▶ **Prompt 1**
The article on the 55 Baker Street refurbishment names several local British designers who contributed to the building. List each one with the item it supplied.
▶ **Prompt 2**
Answer these from the article on the 55 Baker Street refurbishment:
(a) From what decade is the original headquarters building?
(b) What job title is given for Tim Armitt?
(c) According to the article, what does sourcing materials locally reduce?
▶ **Prompt 3**
Pick up the article on the 55 Baker Street refurbishment after its final sentence and continue it.

▶ **Text to read**
-- START --

Gallery: London’s Locally-Sourced 55 Baker Street Refurb


Reminding us that there are many ways to approach sustainable architecture, the original 1950s Mark & Spencer’s headquarters has recently been renovated using all local materials, by British design firm Make. Much of the design within the 55 Baker Street building has been made by local British designers, such as the foyer interior by furniture maker Davison Highley, lifts by Elan, and toilet roll holders by the London-based-ironmonger izé. We’re all for making the old fresh again using local talent and ingenuity.

Just like eating locally reduces food miles, sourcing materials locally reduces building miles, reducing CO2 emitted in travel and shipping. It’s also made it easier for the architects to work with the bespoke designers they ordered furniture off. “If they had sent their drawings to the Far East, they wouldn’t have got the nuances of the detail that we were able to produce,” says sales director, Tim Armitt.

-- END --

▶ **Recorded data**
-- START --

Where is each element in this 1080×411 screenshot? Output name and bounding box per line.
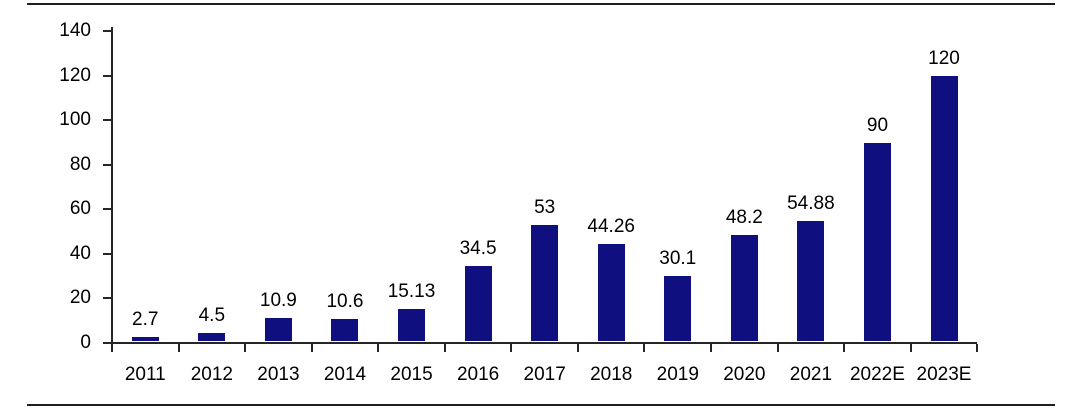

-- END --

▶ **Right answer 1**
- Davison Highley: the foyer interior
- Elan: the lifts
- izé: the toilet roll holders

▶ **Right answer 2**
(a) The 1950s.
(b) Sales director.
(c) Building miles, which cuts the CO2 emitted in travel and shipping.

▶ **Right answer 3**
Instead of demolishing the existing building, architecture firm Make decided to leave most of the building in place and only refurbish the interior, saving energy and materials. 50% of the existing building fabric remains. The foyer’s 12 columns were replaced with a sculptural tree-like structure made by Watts in Bolton. It’s on castors, allowing it to be moved through the building.

Over the years, M&S added more and more non-structural elements to the interior, creating a veritable warren. Make stripped all of these away, fitting out the existing concrete infrastructure with a seven-storey atrium to be lit by programmable LEDs, designed by Jason Bruges studio in Shoreditch to be controlled by a host of guest artists. The building also makes use of bespoke chilled beams with holes which can be controlled individually to maximise energy efficiency and reduce running costs and carbon emissions.

The 93,000 square meter space has been awarded a BREEAM ‘Excellent’ rating. It’s located between Marylebone and Oxford Street at 55 Baker Street should you want to take a peek when you’re in the area. (From Building)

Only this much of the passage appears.